**学習テキスト**
***

NY 2-3日目 | 薬

3日目 / 朝

蕁麻疹がめちゃくちゃ出た。「鎧着てるの?」と言われるくらい蕁麻疹が出た。写真を載せたいけどグロテスクすぎる。白黒にしたら、ちょっとカッコ良くなった。

月面写真のようにも見える

この写真が上半身全部。という状態になった。めちゃくちゃ痒かった。脳の80%が「かゆい」の処理で占められている。痒さのことしか考えられない。

脳の残りの10%は「ちょっと気持ち悪い」の処理に使われていて、残りの5%がルームメイトとコミュニケーションに当てられている。

残りの5%の脳を振り絞って、原因について思いを巡らせる。

こういうはいつも小学校の時に理科の実験で習った「対照実験」のことを思い出す。「デンプンの液に唾液を混ぜたもの = A」と、「デンプンの液に水を混ぜたもの = B」を比較する実験で、Bにわざわざ水を入れるのは、比較したいもの以外の条件を全て同じにするためだ。

こういうやつ

これはコードを書く時によくやっていることで、エラーが発生したら、成功時と失敗時の違いを一つずつ潰していく。違いを絞って対照実験を繰り返していくことで、エラーを発見することができる。

何が言いたいかというと、僕は対照実験が得意だ。

でも、今回に関しては違いが多すぎて対照実験ができなかった。ボディソープ・ベッド・食物・日中の時間・・・生活環境が全てが変わった。全部が原因のような気もするし、そうでない気もする。対照実験の状態を作り出せないので手がかりがとても少ない。

結局、

・発症の直前に何かを食べたわけではないこと
・到着の3日目にして発症したこと

から、

・食物は関係なさそう
・ボディソープも関係なさそう
・シーツのダニなども関係なさそう

という洞察を得、

・ストレス

が原因であるとの診断が下された(頭の中で)。個人的にストレスは全く感じていなかったが、ストレス以外に考えられない。

一応Googleでも検索する。「蕁麻疹 原因」

調べながら、WELQ事件のことを思い出し、医療のことをネットで調べるのって、良くないことだよな….でもそれしか方法がないからしょうがないかなどと考えながら調べていると、めちゃくそれっぽい記事に遭遇した。

皮膚以外には身体の異常が見つからない場合には、自分では気づかない過度のストレスに対する身体からの信号と受け止め、精神のありようや仕事の内容を振り返る機会とするのも良いでしょう。

***

**課題**
上の本文で、筆者は蕁麻疹の原因を最終的に何だと判断したか。

***

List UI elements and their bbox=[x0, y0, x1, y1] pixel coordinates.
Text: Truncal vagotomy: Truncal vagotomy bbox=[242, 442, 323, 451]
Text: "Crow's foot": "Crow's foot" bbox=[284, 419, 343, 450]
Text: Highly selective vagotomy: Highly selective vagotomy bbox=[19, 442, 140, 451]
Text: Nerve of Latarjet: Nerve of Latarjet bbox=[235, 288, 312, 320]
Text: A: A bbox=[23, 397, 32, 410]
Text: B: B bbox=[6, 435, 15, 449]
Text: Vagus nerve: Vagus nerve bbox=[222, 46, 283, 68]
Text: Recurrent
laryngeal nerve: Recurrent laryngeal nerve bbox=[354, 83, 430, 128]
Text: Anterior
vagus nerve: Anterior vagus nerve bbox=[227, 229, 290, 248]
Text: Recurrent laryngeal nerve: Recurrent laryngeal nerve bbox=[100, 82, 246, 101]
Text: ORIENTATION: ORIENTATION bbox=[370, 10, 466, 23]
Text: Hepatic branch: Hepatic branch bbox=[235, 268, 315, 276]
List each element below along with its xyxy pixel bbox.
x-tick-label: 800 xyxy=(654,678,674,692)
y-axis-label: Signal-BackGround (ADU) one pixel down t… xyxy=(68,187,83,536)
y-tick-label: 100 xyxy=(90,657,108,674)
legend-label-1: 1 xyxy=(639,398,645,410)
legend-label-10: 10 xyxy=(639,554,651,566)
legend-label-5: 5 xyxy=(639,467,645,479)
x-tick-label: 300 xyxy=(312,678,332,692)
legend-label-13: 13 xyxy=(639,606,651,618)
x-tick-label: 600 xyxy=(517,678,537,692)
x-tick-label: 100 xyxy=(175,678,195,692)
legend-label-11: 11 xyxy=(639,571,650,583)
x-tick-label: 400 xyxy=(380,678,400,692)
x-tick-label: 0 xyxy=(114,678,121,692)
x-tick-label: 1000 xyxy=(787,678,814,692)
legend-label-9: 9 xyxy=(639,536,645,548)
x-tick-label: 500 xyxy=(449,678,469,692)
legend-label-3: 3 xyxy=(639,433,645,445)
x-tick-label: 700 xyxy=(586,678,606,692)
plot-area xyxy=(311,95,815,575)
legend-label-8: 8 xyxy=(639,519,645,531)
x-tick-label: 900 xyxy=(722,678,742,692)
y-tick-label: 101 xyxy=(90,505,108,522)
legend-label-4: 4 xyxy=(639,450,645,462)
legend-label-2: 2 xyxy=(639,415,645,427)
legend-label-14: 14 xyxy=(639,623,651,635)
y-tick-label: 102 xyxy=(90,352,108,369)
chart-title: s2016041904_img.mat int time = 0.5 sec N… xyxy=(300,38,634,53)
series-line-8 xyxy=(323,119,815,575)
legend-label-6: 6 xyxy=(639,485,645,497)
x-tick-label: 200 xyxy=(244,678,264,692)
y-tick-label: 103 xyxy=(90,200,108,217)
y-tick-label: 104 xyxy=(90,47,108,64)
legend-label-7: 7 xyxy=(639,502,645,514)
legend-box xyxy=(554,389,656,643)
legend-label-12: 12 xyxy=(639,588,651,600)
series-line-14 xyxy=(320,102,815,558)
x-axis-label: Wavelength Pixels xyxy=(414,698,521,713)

***

**解答**
ストレスが原因だと判断した。